Brief
Determine how many lines hold "page" and give only that number.

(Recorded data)
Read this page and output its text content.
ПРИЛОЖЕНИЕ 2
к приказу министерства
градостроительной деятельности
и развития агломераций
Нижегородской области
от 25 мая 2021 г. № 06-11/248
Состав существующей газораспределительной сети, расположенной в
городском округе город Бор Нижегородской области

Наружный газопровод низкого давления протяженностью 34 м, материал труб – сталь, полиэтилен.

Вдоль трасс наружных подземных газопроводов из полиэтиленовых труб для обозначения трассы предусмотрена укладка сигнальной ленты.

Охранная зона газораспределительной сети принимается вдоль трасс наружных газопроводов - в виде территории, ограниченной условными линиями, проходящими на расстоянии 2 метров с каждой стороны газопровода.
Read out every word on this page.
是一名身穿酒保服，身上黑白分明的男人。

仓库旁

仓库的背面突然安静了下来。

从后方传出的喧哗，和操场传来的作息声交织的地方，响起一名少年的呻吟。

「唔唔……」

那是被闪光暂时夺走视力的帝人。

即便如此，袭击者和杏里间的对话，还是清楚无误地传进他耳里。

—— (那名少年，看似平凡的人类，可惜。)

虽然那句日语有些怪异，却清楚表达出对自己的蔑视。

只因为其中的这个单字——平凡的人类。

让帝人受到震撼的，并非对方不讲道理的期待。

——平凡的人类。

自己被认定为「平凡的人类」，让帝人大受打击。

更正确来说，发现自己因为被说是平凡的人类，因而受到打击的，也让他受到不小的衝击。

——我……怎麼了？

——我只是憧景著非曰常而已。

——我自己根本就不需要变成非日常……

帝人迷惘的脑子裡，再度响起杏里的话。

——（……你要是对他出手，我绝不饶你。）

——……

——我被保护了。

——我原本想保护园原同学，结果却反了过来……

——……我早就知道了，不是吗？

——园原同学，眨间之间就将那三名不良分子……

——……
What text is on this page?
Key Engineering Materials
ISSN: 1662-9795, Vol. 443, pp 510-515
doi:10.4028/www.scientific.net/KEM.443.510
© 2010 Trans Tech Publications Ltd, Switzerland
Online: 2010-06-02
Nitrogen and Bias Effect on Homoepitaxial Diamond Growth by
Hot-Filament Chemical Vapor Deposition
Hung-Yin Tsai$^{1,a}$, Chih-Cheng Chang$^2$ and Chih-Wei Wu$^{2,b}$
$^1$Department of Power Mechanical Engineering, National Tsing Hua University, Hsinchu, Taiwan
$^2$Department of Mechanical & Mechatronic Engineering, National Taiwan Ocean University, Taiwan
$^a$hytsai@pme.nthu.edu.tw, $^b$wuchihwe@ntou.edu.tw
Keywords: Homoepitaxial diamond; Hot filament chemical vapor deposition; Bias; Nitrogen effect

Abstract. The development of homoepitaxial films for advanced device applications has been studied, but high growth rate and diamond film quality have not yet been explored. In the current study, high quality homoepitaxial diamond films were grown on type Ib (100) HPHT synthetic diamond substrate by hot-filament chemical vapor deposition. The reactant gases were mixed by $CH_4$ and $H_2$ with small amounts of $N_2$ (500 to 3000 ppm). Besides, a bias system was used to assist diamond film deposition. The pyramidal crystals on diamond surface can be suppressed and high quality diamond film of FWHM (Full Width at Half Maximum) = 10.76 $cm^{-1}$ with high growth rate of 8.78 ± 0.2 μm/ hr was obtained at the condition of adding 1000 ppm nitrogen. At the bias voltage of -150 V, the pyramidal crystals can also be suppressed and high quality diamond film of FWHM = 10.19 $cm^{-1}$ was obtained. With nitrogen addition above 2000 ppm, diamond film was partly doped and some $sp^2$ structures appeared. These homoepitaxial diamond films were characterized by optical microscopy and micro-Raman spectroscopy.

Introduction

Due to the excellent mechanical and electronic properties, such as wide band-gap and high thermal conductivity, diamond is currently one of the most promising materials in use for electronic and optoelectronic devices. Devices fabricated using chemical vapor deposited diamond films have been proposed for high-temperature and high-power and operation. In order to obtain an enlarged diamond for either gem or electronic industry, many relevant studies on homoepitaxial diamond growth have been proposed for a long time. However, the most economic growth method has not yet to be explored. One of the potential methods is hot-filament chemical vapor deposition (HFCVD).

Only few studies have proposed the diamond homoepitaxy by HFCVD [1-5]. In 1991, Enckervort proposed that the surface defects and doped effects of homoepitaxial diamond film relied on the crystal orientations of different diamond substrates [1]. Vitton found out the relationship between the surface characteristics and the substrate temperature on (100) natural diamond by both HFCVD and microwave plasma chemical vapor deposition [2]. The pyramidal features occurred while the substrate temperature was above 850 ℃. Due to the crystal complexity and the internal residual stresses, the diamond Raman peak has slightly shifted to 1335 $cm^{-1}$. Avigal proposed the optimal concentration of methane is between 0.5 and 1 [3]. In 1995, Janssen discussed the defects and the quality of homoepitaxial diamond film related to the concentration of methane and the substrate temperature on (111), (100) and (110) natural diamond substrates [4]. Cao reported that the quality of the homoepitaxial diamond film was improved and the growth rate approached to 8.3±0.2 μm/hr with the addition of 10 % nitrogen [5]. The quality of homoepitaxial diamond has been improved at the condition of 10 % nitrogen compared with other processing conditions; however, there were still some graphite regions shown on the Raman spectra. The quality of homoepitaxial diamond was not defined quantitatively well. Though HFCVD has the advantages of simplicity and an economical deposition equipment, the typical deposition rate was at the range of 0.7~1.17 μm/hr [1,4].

Worked answer
3